## EXERCISE:
Repeat the listing below in full, exactly as it stands.

### MATERIAL TO PROCESS ###

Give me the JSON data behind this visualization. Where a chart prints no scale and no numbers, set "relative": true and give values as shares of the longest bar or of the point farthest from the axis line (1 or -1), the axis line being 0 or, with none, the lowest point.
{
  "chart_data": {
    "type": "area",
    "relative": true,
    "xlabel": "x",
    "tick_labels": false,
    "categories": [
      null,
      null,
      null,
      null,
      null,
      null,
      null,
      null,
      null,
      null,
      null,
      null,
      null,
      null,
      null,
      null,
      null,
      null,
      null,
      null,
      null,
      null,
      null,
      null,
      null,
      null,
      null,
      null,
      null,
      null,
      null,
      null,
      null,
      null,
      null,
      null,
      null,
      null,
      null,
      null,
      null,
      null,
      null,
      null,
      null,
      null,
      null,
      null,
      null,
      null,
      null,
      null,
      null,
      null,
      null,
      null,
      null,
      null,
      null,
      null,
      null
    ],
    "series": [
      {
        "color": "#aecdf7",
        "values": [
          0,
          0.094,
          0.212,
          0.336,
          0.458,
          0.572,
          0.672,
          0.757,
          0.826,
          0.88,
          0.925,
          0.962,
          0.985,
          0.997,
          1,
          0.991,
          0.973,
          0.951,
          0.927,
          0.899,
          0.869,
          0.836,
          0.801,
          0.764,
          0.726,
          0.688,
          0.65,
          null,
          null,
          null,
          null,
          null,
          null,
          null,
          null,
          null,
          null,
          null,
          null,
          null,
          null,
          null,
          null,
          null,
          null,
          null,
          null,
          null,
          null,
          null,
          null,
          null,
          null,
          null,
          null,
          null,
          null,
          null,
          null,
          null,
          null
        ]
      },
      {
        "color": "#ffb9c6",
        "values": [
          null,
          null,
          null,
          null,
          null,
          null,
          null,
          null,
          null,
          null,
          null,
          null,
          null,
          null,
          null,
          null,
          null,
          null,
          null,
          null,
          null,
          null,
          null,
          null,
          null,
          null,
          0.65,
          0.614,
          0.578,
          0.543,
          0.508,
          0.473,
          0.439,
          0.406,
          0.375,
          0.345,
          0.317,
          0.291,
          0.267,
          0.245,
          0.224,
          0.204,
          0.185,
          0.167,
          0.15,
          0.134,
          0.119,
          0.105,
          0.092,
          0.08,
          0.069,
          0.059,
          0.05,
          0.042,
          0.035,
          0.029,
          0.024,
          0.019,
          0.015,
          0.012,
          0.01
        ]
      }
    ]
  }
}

###

## RESPONSE:
Give me the JSON data behind this visualization. Where a chart prints no scale and no numbers, set "relative": true and give values as shares of the longest bar or of the point farthest from the axis line (1 or -1), the axis line being 0 or, with none, the lowest point.
{
  "chart_data": {
    "type": "area",
    "relative": true,
    "xlabel": "x",
    "tick_labels": false,
    "categories": [
      null,
      null,
      null,
      null,
      null,
      null,
      null,
      null,
      null,
      null,
      null,
      null,
      null,
      null,
      null,
      null,
      null,
      null,
      null,
      null,
      null,
      null,
      null,
      null,
      null,
      null,
      null,
      null,
      null,
      null,
      null,
      null,
      null,
      null,
      null,
      null,
      null,
      null,
      null,
      null,
      null,
      null,
      null,
      null,
      null,
      null,
      null,
      null,
      null,
      null,
      null,
      null,
      null,
      null,
      null,
      null,
      null,
      null,
      null,
      null,
      null
    ],
    "series": [
      {
        "color": "#aecdf7",
        "values": [
          0,
          0.094,
          0.212,
          0.336,
          0.458,
          0.572,
          0.672,
          0.757,
          0.826,
          0.88,
          0.925,
          0.962,
          0.985,
          0.997,
          1,
          0.991,
          0.973,
          0.951,
          0.927,
          0.899,
          0.869,
          0.836,
          0.801,
          0.764,
          0.726,
          0.688,
          0.65,
          null,
          null,
          null,
          null,
          null,
          null,
          null,
          null,
          null,
          null,
          null,
          null,
          null,
          null,
          null,
          null,
          null,
          null,
          null,
          null,
          null,
          null,
          null,
          null,
          null,
          null,
          null,
          null,
          null,
          null,
          null,
          null,
          null,
          null
        ]
      },
      {
        "color": "#ffb9c6",
        "values": [
          null,
          null,
          null,
          null,
          null,
          null,
          null,
          null,
          null,
          null,
          null,
          null,
          null,
          null,
          null,
          null,
          null,
          null,
          null,
          null,
          null,
          null,
          null,
          null,
          null,
          null,
          0.65,
          0.614,
          0.578,
          0.543,
          0.508,
          0.473,
          0.439,
          0.406,
          0.375,
          0.345,
          0.317,
          0.291,
          0.267,
          0.245,
          0.224,
          0.204,
          0.185,
          0.167,
          0.15,
          0.134,
          0.119,
          0.105,
          0.092,
          0.08,
          0.069,
          0.059,
          0.05,
          0.042,
          0.035,
          0.029,
          0.024,
          0.019,
          0.015,
          0.012,
          0.01
        ]
      }
    ]
  }
}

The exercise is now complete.